[Stored data]
◇ ◇ ◇ ◇ ◇

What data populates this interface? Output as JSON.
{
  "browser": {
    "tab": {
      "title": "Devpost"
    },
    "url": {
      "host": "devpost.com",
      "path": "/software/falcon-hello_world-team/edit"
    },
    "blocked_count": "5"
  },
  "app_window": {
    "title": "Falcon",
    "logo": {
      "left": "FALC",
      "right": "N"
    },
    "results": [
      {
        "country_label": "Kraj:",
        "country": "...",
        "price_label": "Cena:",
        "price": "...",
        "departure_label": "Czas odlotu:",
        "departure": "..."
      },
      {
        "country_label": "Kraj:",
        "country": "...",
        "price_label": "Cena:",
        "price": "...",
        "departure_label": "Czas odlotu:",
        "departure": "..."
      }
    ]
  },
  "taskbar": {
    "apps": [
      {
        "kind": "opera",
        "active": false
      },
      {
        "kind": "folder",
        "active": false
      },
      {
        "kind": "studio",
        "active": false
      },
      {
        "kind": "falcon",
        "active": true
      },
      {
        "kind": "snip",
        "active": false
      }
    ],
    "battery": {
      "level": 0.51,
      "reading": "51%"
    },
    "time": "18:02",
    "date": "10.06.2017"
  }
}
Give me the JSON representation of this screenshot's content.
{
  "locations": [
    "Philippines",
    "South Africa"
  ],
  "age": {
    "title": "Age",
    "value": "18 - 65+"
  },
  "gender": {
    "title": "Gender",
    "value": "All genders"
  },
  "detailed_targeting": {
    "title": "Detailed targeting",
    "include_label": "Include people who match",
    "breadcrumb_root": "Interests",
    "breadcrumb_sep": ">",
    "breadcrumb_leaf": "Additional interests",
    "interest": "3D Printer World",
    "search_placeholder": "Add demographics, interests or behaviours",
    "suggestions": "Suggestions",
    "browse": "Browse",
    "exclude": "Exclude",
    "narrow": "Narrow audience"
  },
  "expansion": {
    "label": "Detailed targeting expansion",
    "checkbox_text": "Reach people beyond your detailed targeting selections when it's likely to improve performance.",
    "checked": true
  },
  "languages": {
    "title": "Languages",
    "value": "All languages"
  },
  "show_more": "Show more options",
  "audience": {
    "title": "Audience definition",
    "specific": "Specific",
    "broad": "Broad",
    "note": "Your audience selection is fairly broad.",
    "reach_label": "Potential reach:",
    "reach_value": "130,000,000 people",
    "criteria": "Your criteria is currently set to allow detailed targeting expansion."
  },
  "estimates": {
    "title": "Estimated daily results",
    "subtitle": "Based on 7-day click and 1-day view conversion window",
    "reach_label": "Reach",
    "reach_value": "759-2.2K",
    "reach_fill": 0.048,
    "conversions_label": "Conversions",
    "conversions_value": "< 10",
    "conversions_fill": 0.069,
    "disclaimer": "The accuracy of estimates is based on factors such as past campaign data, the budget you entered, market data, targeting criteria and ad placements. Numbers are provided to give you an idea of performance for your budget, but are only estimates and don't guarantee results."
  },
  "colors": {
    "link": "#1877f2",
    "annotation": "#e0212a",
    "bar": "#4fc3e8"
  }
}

◇ ◇ ◇ ◇ ◇

◆ **Task directions**: Extract every line containing the string "people" from the data above.

◆ **The answer**:
    "include_label": "Include people who match",
    "checkbox_text": "Reach people beyond your detailed targeting selections when it's likely to improve performance.",
    "reach_value": "130,000,000 people",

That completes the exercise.